### Written request
Set down the whole listing verbatim.

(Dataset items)

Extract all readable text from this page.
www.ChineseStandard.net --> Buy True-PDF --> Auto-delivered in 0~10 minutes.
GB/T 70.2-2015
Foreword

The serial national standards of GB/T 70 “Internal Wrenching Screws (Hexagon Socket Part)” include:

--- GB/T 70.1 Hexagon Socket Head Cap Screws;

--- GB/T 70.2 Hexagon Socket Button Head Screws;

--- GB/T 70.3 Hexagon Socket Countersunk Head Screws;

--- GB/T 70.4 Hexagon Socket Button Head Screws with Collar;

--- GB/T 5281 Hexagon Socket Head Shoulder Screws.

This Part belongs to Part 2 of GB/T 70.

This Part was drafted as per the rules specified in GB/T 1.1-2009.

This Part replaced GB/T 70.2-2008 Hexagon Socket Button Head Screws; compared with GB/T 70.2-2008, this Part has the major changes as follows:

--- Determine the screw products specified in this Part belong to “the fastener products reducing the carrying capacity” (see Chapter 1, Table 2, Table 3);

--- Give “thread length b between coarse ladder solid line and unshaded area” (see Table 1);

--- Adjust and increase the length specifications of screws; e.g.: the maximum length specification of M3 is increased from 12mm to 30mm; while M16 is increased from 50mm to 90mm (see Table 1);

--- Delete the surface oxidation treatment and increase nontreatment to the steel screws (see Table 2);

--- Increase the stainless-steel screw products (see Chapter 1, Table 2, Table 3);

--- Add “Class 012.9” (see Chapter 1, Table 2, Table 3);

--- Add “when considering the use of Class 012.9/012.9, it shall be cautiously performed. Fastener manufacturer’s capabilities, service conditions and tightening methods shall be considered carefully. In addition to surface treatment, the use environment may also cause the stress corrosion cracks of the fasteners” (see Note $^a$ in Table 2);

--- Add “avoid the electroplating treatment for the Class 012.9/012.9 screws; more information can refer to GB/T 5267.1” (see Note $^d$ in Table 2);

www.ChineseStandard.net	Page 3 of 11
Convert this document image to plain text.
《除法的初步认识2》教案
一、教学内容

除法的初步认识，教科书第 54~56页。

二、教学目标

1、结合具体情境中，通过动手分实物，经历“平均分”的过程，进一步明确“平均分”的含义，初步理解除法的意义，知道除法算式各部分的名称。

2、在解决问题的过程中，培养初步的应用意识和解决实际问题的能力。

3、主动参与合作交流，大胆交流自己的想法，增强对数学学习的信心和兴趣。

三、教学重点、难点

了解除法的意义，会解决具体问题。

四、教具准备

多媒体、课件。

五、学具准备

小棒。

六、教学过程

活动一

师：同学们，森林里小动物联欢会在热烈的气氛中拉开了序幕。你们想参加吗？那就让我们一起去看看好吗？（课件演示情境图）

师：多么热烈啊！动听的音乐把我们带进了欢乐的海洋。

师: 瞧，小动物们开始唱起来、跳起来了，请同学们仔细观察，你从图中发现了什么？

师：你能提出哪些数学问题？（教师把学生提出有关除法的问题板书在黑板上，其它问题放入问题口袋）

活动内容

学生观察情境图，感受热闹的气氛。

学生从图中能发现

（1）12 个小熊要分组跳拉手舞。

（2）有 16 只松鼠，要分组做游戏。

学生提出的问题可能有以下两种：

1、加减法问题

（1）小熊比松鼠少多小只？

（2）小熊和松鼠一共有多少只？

### Full response
Extract all readable text from this page.
www.ChineseStandard.net --> Buy True-PDF --> Auto-delivered in 0~10 minutes.
GB/T 70.2-2015
Foreword

The serial national standards of GB/T 70 “Internal Wrenching Screws (Hexagon Socket Part)” include:

--- GB/T 70.1 Hexagon Socket Head Cap Screws;

--- GB/T 70.2 Hexagon Socket Button Head Screws;

--- GB/T 70.3 Hexagon Socket Countersunk Head Screws;

--- GB/T 70.4 Hexagon Socket Button Head Screws with Collar;

--- GB/T 5281 Hexagon Socket Head Shoulder Screws.

This Part belongs to Part 2 of GB/T 70.

This Part was drafted as per the rules specified in GB/T 1.1-2009.

This Part replaced GB/T 70.2-2008 Hexagon Socket Button Head Screws; compared with GB/T 70.2-2008, this Part has the major changes as follows:

--- Determine the screw products specified in this Part belong to “the fastener products reducing the carrying capacity” (see Chapter 1, Table 2, Table 3);

--- Give “thread length b between coarse ladder solid line and unshaded area” (see Table 1);

--- Adjust and increase the length specifications of screws; e.g.: the maximum length specification of M3 is increased from 12mm to 30mm; while M16 is increased from 50mm to 90mm (see Table 1);

--- Delete the surface oxidation treatment and increase nontreatment to the steel screws (see Table 2);

--- Increase the stainless-steel screw products (see Chapter 1, Table 2, Table 3);

--- Add “Class 012.9” (see Chapter 1, Table 2, Table 3);

--- Add “when considering the use of Class 012.9/012.9, it shall be cautiously performed. Fastener manufacturer’s capabilities, service conditions and tightening methods shall be considered carefully. In addition to surface treatment, the use environment may also cause the stress corrosion cracks of the fasteners” (see Note $^a$ in Table 2);

--- Add “avoid the electroplating treatment for the Class 012.9/012.9 screws; more information can refer to GB/T 5267.1” (see Note $^d$ in Table 2);

www.ChineseStandard.net	Page 3 of 11
Convert this document image to plain text.
《除法的初步认识2》教案
一、教学内容

除法的初步认识，教科书第 54~56页。

二、教学目标

1、结合具体情境中，通过动手分实物，经历“平均分”的过程，进一步明确“平均分”的含义，初步理解除法的意义，知道除法算式各部分的名称。

2、在解决问题的过程中，培养初步的应用意识和解决实际问题的能力。

3、主动参与合作交流，大胆交流自己的想法，增强对数学学习的信心和兴趣。

三、教学重点、难点

了解除法的意义，会解决具体问题。

四、教具准备

多媒体、课件。

五、学具准备

小棒。

六、教学过程

活动一

师：同学们，森林里小动物联欢会在热烈的气氛中拉开了序幕。你们想参加吗？那就让我们一起去看看好吗？（课件演示情境图）

师：多么热烈啊！动听的音乐把我们带进了欢乐的海洋。

师: 瞧，小动物们开始唱起来、跳起来了，请同学们仔细观察，你从图中发现了什么？

师：你能提出哪些数学问题？（教师把学生提出有关除法的问题板书在黑板上，其它问题放入问题口袋）

活动内容

学生观察情境图，感受热闹的气氛。

学生从图中能发现

（1）12 个小熊要分组跳拉手舞。

（2）有 16 只松鼠，要分组做游戏。

学生提出的问题可能有以下两种：

1、加减法问题

（1）小熊比松鼠少多小只？

（2）小熊和松鼠一共有多少只？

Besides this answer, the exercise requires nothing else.